Problem details
Pick out every line of the entries below where "ajralgan" occurs, and copy those lines.

Dataset rows
## start

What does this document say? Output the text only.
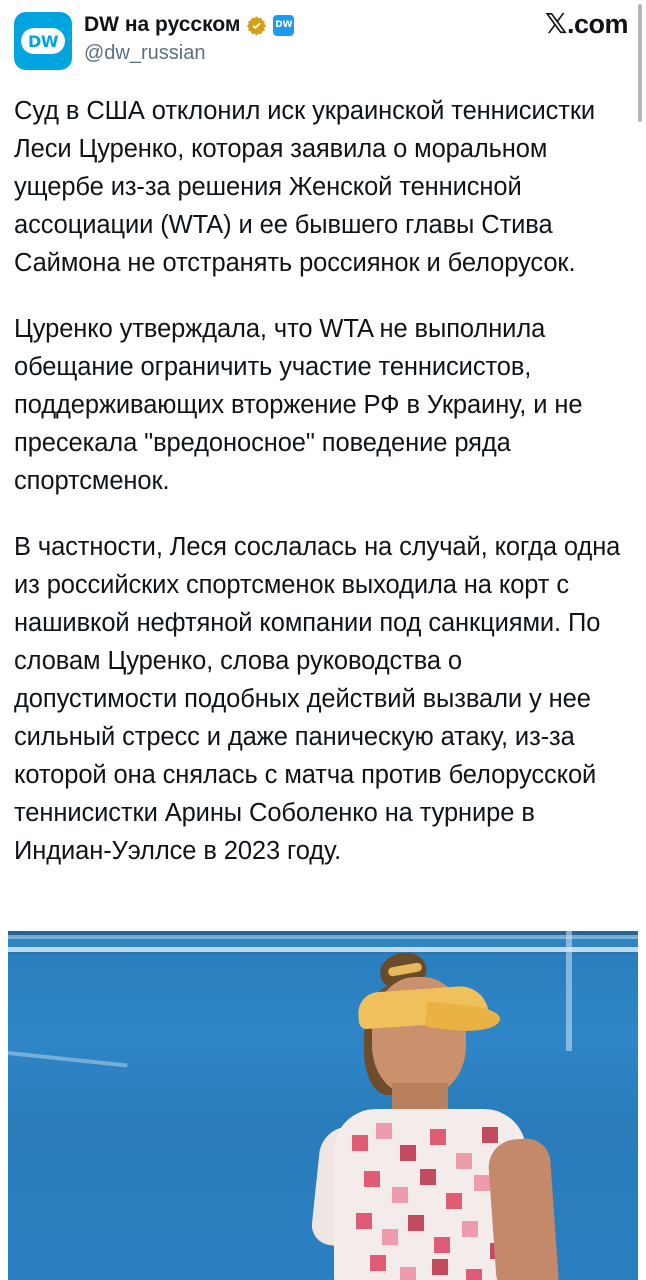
DW
DW на русском	DW
@dw_russian
𝕏 .com

Суд в США отклонил иск украинской теннисистки Леси Цуренко, которая заявила о моральном ущербе из-за решения Женской теннисной ассоциации (WTA) и ее бывшего главы Стива Саймона не отстранять россиянок и белорусок.

Цуренко утверждала, что WTA не выполнила обещание ограничить участие теннисистов, поддерживающих вторжение РФ в Украину, и не пресекала "вредоносное" поведение ряда спортсменок.

В частности, Леся сослалась на случай, когда одна из российских спортсменок выходила на корт с нашивкой нефтяной компании под санкциями. По словам Цуренко, слова руководства о допустимости подобных действий вызвали у нее сильный стресс и даже паническую атаку, из-за которой она снялась с матча против белорусской теннисистки Арины Соболенко на турнире в Индиан-Уэллсе в 2023 году.
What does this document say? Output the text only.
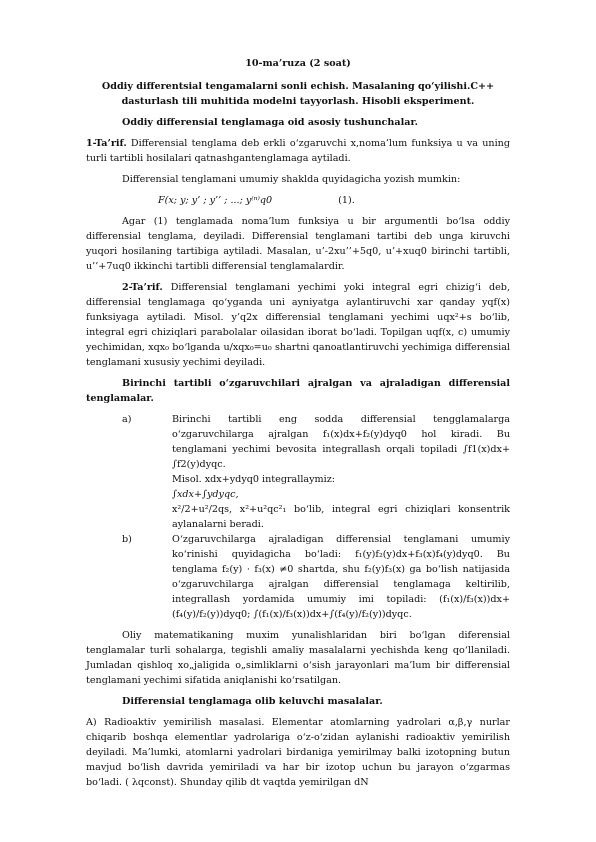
10-ma’ruza (2 soat)

Oddiy differentsial tengamalarni sonli echish. Masalaning qo‘yilishi.C++ dasturlash tili muhitida modelni tayyorlash. Hisobli eksperiment.

Oddiy differensial tenglamaga oid asosiy tushunchalar.

1-Ta’rif. Differensial tenglama deb erkli o‘zgaruvchi x,noma’lum funksiya u va uning turli tartibli hosilalari qatnashgantenglamaga aytiladi.

Differensial tenglamani umumiy shaklda quyidagicha yozish mumkin:

F(x; y; y’ ; y’’ ; ...; y⁽ⁿ⁾q0	(1).

Agar (1) tenglamada noma’lum funksiya u bir argumentli bo‘lsa oddiy differensial tenglama, deyiladi. Differensial tenglamani tartibi deb unga kiruvchi yuqori hosilaning tartibiga aytiladi. Masalan, u’-2xu’’+5q0, u’+xuq0 birinchi tartibli, u’’+7uq0 ikkinchi tartibli differensial tenglamalardir.

2-Ta’rif. Differensial tenglamani yechimi yoki integral egri chizig‘i deb, differensial tenglamaga qo‘yganda uni ayniyatga aylantiruvchi xar qanday yqf(x) funksiyaga aytiladi. Misol. y’q2x differensial tenglamani yechimi uqx²+s bo‘lib, integral egri chiziqlari parabolalar oilasidan iborat bo‘ladi. Topilgan uqf(x, c) umumiy yechimidan, xqx₀ bo‘lganda u/xqx₀=u₀ shartni qanoatlantiruvchi yechimiga differensial tenglamani xususiy yechimi deyiladi.

Birinchi tartibli o‘zgaruvchilari ajralgan va ajraladigan differensial tenglamalar.

a)	Birinchi tartibli eng sodda differensial tengglamalarga o‘zgaruvchilarga ajralgan f₁(x)dx+f₂(y)dyq0 hol kiradi. Bu tenglamani yechimi bevosita integrallash orqali topiladi ∫f1(x)dx+ ∫f2(y)dyqc.

Misol. xdx+ydyq0 integrallaymiz:

∫xdx+∫ydyqc,

x²/2+u²/2qs, x²+u²qc²₁ bo‘lib, integral egri chiziqlari konsentrik aylanalarni beradi.

b)	O‘zgaruvchilarga ajraladigan differensial tenglamani umumiy ko‘rinishi quyidagicha bo‘ladi: f₁(y)f₂(y)dx+f₃(x)f₄(y)dyq0. Bu tenglama f₂(y) · f₃(x) ≠0 shartda, shu f₂(y)f₃(x) ga bo‘lish natijasida o‘zgaruvchilarga ajralgan differensial tenglamaga keltirilib, integrallash yordamida umumiy imi topiladi: (f₁(x)/f₃(x))dx+(f₄(y)/f₂(y))dyq0; ∫(f₁(x)/f₃(x))dx+∫(f₄(y)/f₂(y))dyqc.

Oliy matematikaning muxim yunalishlaridan biri bo‘lgan diferensial tenglamalar turli sohalarga, tegishli amaliy masalalarni yechishda keng qo‘llaniladi. Jumladan qishloq xo„jaligida o„simliklarni o‘sish jarayonlari ma’lum bir differensial tenglamani yechimi sifatida aniqlanishi ko‘rsatilgan.

Differensial tenglamaga olib keluvchi masalalar.

A) Radioaktiv yemirilish masalasi. Elementar atomlarning yadrolari α,β,γ nurlar chiqarib boshqa elementlar yadrolariga o‘z-o‘zidan aylanishi radioaktiv yemirilish deyiladi. Ma’lumki, atomlarni yadrolari birdaniga yemirilmay balki izotopning butun mavjud bo‘lish davrida yemiriladi va har bir izotop uchun bu jarayon o‘zgarmas bo‘ladi. ( λqconst). Shunday qilib dt vaqtda yemirilgan dN
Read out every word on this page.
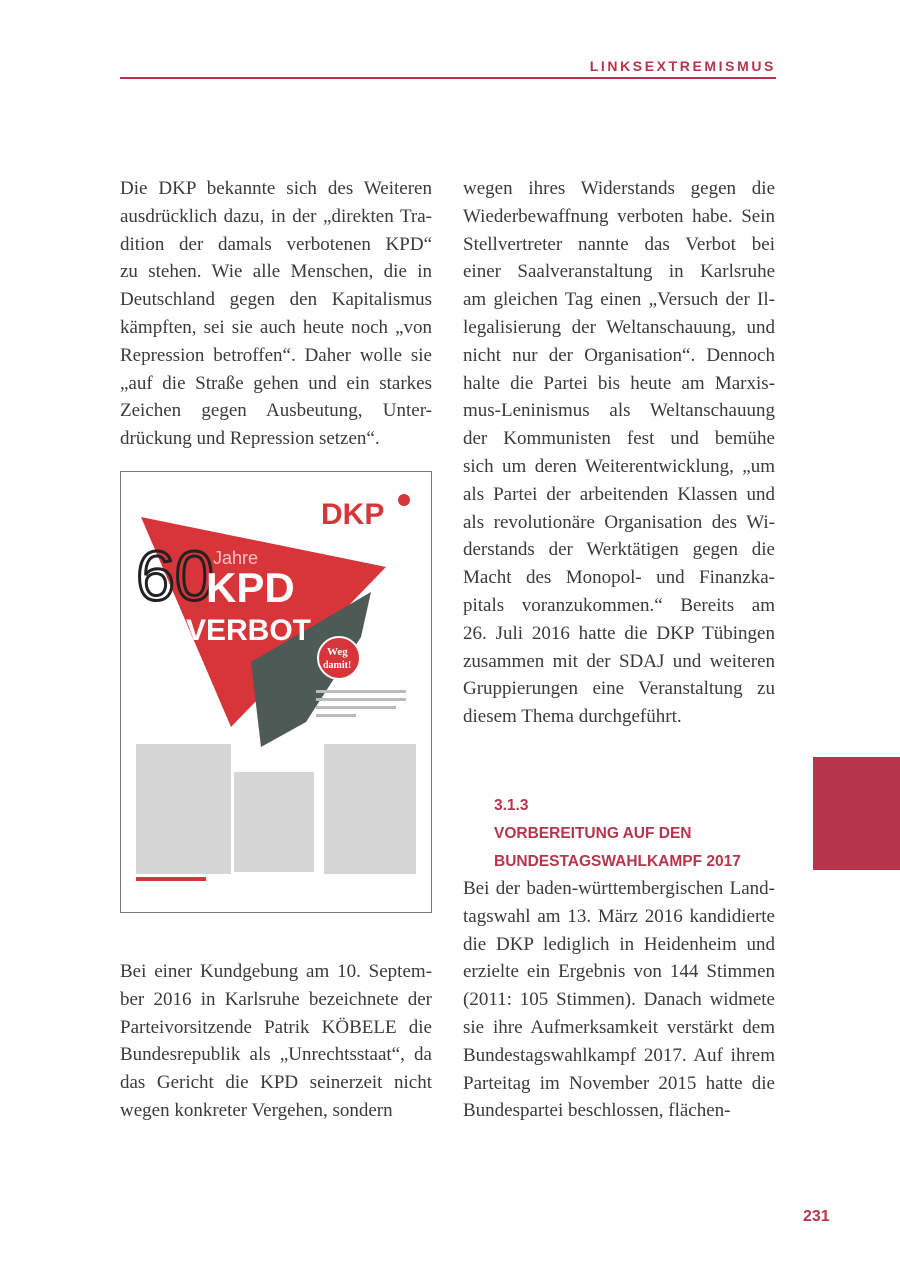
LINKSEXTREMISMUS
Die DKP bekannte sich des Weiteren
ausdrücklich dazu, in der „direkten Tra-
dition der damals verbotenen KPD“
zu stehen. Wie alle Menschen, die in
Deutschland gegen den Kapitalismus
kämpften, sei sie auch heute noch „von
Repression betroffen“. Daher wolle sie
„auf die Straße gehen und ein starkes
Zeichen gegen Ausbeutung, Unter-
drückung und Repression setzen“.
DKP
60 Jahre
KPD
VERBOT
Weg
damit!
Bei einer Kundgebung am 10. Septem-
ber 2016 in Karlsruhe bezeichnete der
Parteivorsitzende Patrik KÖBELE die
Bundesrepublik als „Unrechtsstaat“, da
das Gericht die KPD seinerzeit nicht
wegen konkreter Vergehen, sondern
wegen ihres Widerstands gegen die
Wiederbewaffnung verboten habe. Sein
Stellvertreter nannte das Verbot bei
einer Saalveranstaltung in Karlsruhe
am gleichen Tag einen „Versuch der Il-
legalisierung der Weltanschauung, und
nicht nur der Organisation“. Dennoch
halte die Partei bis heute am Marxis-
mus-Leninismus als Weltanschauung
der Kommunisten fest und bemühe
sich um deren Weiterentwicklung, „um
als Partei der arbeitenden Klassen und
als revolutionäre Organisation des Wi-
derstands der Werktätigen gegen die
Macht des Monopol- und Finanzka-
pitals voranzukommen.“ Bereits am
26. Juli 2016 hatte die DKP Tübingen
zusammen mit der SDAJ und weiteren
Gruppierungen eine Veranstaltung zu
diesem Thema durchgeführt.
3.1.3
VORBEREITUNG AUF DEN
BUNDESTAGSWAHLKAMPF 2017
Bei der baden-württembergischen Land-
tagswahl am 13. März 2016 kandidierte
die DKP lediglich in Heidenheim und
erzielte ein Ergebnis von 144 Stimmen
(2011: 105 Stimmen). Danach widmete
sie ihre Aufmerksamkeit verstärkt dem
Bundestagswahlkampf 2017. Auf ihrem
Parteitag im November 2015 hatte die
Bundespartei beschlossen, flächen-
231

## end

Response
Birinchi tartibli o‘zgaruvchilari ajralgan va ajraladigan differensial tenglamalar.
a)	Birinchi tartibli eng sodda differensial tengglamalarga o‘zgaruvchilarga ajralgan f₁(x)dx+f₂(y)dyq0 hol kiradi. Bu tenglamani yechimi bevosita integrallash orqali topiladi ∫f1(x)dx+ ∫f2(y)dyqc.
b)	O‘zgaruvchilarga ajraladigan differensial tenglamani umumiy ko‘rinishi quyidagicha bo‘ladi: f₁(y)f₂(y)dx+f₃(x)f₄(y)dyq0. Bu tenglama f₂(y) · f₃(x) ≠0 shartda, shu f₂(y)f₃(x) ga bo‘lish natijasida o‘zgaruvchilarga ajralgan differensial tenglamaga keltirilib, integrallash yordamida umumiy imi topiladi: (f₁(x)/f₃(x))dx+(f₄(y)/f₂(y))dyq0; ∫(f₁(x)/f₃(x))dx+∫(f₄(y)/f₂(y))dyqc.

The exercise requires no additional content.